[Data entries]
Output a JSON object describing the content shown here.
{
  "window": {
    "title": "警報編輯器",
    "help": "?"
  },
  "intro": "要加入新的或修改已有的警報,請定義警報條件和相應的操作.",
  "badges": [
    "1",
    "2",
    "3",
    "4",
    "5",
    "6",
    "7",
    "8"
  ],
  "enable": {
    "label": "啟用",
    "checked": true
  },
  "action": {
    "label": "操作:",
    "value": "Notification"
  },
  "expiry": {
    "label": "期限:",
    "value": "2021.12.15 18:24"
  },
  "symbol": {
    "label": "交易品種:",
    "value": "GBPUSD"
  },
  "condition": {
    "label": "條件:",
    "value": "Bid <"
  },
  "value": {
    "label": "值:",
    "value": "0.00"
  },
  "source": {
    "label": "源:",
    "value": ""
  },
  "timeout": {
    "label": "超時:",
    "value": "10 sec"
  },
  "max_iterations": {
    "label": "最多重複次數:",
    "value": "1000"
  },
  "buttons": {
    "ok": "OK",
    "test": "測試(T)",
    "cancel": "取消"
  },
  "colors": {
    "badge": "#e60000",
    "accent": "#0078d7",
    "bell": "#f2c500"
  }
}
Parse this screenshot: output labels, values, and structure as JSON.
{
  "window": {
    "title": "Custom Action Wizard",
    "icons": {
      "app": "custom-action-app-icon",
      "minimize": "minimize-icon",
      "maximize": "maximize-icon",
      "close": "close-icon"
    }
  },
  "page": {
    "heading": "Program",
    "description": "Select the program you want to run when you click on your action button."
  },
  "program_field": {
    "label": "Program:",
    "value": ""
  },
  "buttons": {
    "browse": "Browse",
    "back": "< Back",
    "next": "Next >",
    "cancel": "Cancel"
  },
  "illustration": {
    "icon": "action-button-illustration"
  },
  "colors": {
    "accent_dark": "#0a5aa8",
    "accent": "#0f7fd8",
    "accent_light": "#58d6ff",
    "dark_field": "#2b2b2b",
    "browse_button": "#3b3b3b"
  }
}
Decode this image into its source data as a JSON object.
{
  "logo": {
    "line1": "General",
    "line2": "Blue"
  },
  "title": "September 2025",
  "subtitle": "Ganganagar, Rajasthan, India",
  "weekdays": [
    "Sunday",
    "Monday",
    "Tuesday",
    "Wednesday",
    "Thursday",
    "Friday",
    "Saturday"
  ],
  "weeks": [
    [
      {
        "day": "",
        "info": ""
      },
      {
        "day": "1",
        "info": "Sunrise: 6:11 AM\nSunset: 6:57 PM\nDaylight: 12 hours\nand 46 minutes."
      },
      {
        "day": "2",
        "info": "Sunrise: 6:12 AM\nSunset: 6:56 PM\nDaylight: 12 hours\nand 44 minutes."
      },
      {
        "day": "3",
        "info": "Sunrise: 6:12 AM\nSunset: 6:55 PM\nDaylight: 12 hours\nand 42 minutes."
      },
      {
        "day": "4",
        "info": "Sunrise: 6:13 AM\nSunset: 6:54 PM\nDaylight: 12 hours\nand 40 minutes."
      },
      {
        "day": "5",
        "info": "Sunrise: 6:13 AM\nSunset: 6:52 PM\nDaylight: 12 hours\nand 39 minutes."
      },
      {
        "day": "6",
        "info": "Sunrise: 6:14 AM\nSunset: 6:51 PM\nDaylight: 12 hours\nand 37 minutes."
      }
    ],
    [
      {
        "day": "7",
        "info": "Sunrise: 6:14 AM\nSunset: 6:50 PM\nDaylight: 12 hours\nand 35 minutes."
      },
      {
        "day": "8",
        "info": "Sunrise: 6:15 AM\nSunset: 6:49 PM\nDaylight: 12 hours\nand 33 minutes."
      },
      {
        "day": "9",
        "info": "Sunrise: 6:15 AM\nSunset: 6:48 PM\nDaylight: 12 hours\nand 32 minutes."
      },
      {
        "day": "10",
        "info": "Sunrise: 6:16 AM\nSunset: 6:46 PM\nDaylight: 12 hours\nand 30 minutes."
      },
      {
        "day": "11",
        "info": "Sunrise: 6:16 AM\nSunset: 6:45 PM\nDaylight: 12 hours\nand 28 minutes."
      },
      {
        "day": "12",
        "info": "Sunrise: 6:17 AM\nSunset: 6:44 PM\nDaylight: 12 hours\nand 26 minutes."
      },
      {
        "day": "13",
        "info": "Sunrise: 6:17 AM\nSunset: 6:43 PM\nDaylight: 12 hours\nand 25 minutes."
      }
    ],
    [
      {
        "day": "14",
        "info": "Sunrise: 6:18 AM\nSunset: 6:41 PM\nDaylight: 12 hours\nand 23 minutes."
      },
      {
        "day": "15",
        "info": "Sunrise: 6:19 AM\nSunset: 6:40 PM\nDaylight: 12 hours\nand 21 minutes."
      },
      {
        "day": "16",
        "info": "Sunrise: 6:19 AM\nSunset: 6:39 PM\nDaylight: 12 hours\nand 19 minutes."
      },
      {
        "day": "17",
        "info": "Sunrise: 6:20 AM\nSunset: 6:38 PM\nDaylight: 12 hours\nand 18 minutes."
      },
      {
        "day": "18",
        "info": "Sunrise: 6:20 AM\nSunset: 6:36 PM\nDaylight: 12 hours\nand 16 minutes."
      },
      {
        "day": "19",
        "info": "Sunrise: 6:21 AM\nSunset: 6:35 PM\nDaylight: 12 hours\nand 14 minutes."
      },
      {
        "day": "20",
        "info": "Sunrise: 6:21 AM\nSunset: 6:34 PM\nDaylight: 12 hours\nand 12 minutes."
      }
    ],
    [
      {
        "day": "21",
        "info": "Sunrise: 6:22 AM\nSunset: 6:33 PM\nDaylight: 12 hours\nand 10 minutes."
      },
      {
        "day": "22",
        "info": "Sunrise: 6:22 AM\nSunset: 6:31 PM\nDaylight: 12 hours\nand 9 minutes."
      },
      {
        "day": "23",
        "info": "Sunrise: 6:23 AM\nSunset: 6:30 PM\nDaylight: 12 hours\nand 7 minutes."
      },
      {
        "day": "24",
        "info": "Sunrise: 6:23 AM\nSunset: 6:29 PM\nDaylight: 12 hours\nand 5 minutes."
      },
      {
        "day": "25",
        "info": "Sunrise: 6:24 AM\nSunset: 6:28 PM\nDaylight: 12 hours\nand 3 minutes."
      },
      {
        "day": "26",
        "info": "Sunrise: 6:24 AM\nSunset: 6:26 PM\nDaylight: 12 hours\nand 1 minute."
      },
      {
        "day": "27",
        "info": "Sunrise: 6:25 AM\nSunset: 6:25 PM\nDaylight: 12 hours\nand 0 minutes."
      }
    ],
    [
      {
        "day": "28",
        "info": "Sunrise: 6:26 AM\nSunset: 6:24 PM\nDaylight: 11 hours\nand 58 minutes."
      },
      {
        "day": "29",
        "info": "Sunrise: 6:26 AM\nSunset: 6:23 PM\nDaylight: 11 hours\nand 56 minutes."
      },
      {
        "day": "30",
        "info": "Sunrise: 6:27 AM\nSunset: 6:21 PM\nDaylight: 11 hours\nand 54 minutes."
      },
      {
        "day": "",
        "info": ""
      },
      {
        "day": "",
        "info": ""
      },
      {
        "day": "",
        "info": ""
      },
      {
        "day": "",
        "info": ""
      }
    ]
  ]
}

Required task. The full set of records should be duplicated exactly.

Final result.
Output a JSON object describing the content shown here.
{
  "window": {
    "title": "警報編輯器",
    "help": "?"
  },
  "intro": "要加入新的或修改已有的警報,請定義警報條件和相應的操作.",
  "badges": [
    "1",
    "2",
    "3",
    "4",
    "5",
    "6",
    "7",
    "8"
  ],
  "enable": {
    "label": "啟用",
    "checked": true
  },
  "action": {
    "label": "操作:",
    "value": "Notification"
  },
  "expiry": {
    "label": "期限:",
    "value": "2021.12.15 18:24"
  },
  "symbol": {
    "label": "交易品種:",
    "value": "GBPUSD"
  },
  "condition": {
    "label": "條件:",
    "value": "Bid <"
  },
  "value": {
    "label": "值:",
    "value": "0.00"
  },
  "source": {
    "label": "源:",
    "value": ""
  },
  "timeout": {
    "label": "超時:",
    "value": "10 sec"
  },
  "max_iterations": {
    "label": "最多重複次數:",
    "value": "1000"
  },
  "buttons": {
    "ok": "OK",
    "test": "測試(T)",
    "cancel": "取消"
  },
  "colors": {
    "badge": "#e60000",
    "accent": "#0078d7",
    "bell": "#f2c500"
  }
}
Parse this screenshot: output labels, values, and structure as JSON.
{
  "window": {
    "title": "Custom Action Wizard",
    "icons": {
      "app": "custom-action-app-icon",
      "minimize": "minimize-icon",
      "maximize": "maximize-icon",
      "close": "close-icon"
    }
  },
  "page": {
    "heading": "Program",
    "description": "Select the program you want to run when you click on your action button."
  },
  "program_field": {
    "label": "Program:",
    "value": ""
  },
  "buttons": {
    "browse": "Browse",
    "back": "< Back",
    "next": "Next >",
    "cancel": "Cancel"
  },
  "illustration": {
    "icon": "action-button-illustration"
  },
  "colors": {
    "accent_dark": "#0a5aa8",
    "accent": "#0f7fd8",
    "accent_light": "#58d6ff",
    "dark_field": "#2b2b2b",
    "browse_button": "#3b3b3b"
  }
}
Decode this image into its source data as a JSON object.
{
  "logo": {
    "line1": "General",
    "line2": "Blue"
  },
  "title": "September 2025",
  "subtitle": "Ganganagar, Rajasthan, India",
  "weekdays": [
    "Sunday",
    "Monday",
    "Tuesday",
    "Wednesday",
    "Thursday",
    "Friday",
    "Saturday"
  ],
  "weeks": [
    [
      {
        "day": "",
        "info": ""
      },
      {
        "day": "1",
        "info": "Sunrise: 6:11 AM\nSunset: 6:57 PM\nDaylight: 12 hours\nand 46 minutes."
      },
      {
        "day": "2",
        "info": "Sunrise: 6:12 AM\nSunset: 6:56 PM\nDaylight: 12 hours\nand 44 minutes."
      },
      {
        "day": "3",
        "info": "Sunrise: 6:12 AM\nSunset: 6:55 PM\nDaylight: 12 hours\nand 42 minutes."
      },
      {
        "day": "4",
        "info": "Sunrise: 6:13 AM\nSunset: 6:54 PM\nDaylight: 12 hours\nand 40 minutes."
      },
      {
        "day": "5",
        "info": "Sunrise: 6:13 AM\nSunset: 6:52 PM\nDaylight: 12 hours\nand 39 minutes."
      },
      {
        "day": "6",
        "info": "Sunrise: 6:14 AM\nSunset: 6:51 PM\nDaylight: 12 hours\nand 37 minutes."
      }
    ],
    [
      {
        "day": "7",
        "info": "Sunrise: 6:14 AM\nSunset: 6:50 PM\nDaylight: 12 hours\nand 35 minutes."
      },
      {
        "day": "8",
        "info": "Sunrise: 6:15 AM\nSunset: 6:49 PM\nDaylight: 12 hours\nand 33 minutes."
      },
      {
        "day": "9",
        "info": "Sunrise: 6:15 AM\nSunset: 6:48 PM\nDaylight: 12 hours\nand 32 minutes."
      },
      {
        "day": "10",
        "info": "Sunrise: 6:16 AM\nSunset: 6:46 PM\nDaylight: 12 hours\nand 30 minutes."
      },
      {
        "day": "11",
        "info": "Sunrise: 6:16 AM\nSunset: 6:45 PM\nDaylight: 12 hours\nand 28 minutes."
      },
      {
        "day": "12",
        "info": "Sunrise: 6:17 AM\nSunset: 6:44 PM\nDaylight: 12 hours\nand 26 minutes."
      },
      {
        "day": "13",
        "info": "Sunrise: 6:17 AM\nSunset: 6:43 PM\nDaylight: 12 hours\nand 25 minutes."
      }
    ],
    [
      {
        "day": "14",
        "info": "Sunrise: 6:18 AM\nSunset: 6:41 PM\nDaylight: 12 hours\nand 23 minutes."
      },
      {
        "day": "15",
        "info": "Sunrise: 6:19 AM\nSunset: 6:40 PM\nDaylight: 12 hours\nand 21 minutes."
      },
      {
        "day": "16",
        "info": "Sunrise: 6:19 AM\nSunset: 6:39 PM\nDaylight: 12 hours\nand 19 minutes."
      },
      {
        "day": "17",
        "info": "Sunrise: 6:20 AM\nSunset: 6:38 PM\nDaylight: 12 hours\nand 18 minutes."
      },
      {
        "day": "18",
        "info": "Sunrise: 6:20 AM\nSunset: 6:36 PM\nDaylight: 12 hours\nand 16 minutes."
      },
      {
        "day": "19",
        "info": "Sunrise: 6:21 AM\nSunset: 6:35 PM\nDaylight: 12 hours\nand 14 minutes."
      },
      {
        "day": "20",
        "info": "Sunrise: 6:21 AM\nSunset: 6:34 PM\nDaylight: 12 hours\nand 12 minutes."
      }
    ],
    [
      {
        "day": "21",
        "info": "Sunrise: 6:22 AM\nSunset: 6:33 PM\nDaylight: 12 hours\nand 10 minutes."
      },
      {
        "day": "22",
        "info": "Sunrise: 6:22 AM\nSunset: 6:31 PM\nDaylight: 12 hours\nand 9 minutes."
      },
      {
        "day": "23",
        "info": "Sunrise: 6:23 AM\nSunset: 6:30 PM\nDaylight: 12 hours\nand 7 minutes."
      },
      {
        "day": "24",
        "info": "Sunrise: 6:23 AM\nSunset: 6:29 PM\nDaylight: 12 hours\nand 5 minutes."
      },
      {
        "day": "25",
        "info": "Sunrise: 6:24 AM\nSunset: 6:28 PM\nDaylight: 12 hours\nand 3 minutes."
      },
      {
        "day": "26",
        "info": "Sunrise: 6:24 AM\nSunset: 6:26 PM\nDaylight: 12 hours\nand 1 minute."
      },
      {
        "day": "27",
        "info": "Sunrise: 6:25 AM\nSunset: 6:25 PM\nDaylight: 12 hours\nand 0 minutes."
      }
    ],
    [
      {
        "day": "28",
        "info": "Sunrise: 6:26 AM\nSunset: 6:24 PM\nDaylight: 11 hours\nand 58 minutes."
      },
      {
        "day": "29",
        "info": "Sunrise: 6:26 AM\nSunset: 6:23 PM\nDaylight: 11 hours\nand 56 minutes."
      },
      {
        "day": "30",
        "info": "Sunrise: 6:27 AM\nSunset: 6:21 PM\nDaylight: 11 hours\nand 54 minutes."
      },
      {
        "day": "",
        "info": ""
      },
      {
        "day": "",
        "info": ""
      },
      {
        "day": "",
        "info": ""
      },
      {
        "day": "",
        "info": ""
      }
    ]
  ]
}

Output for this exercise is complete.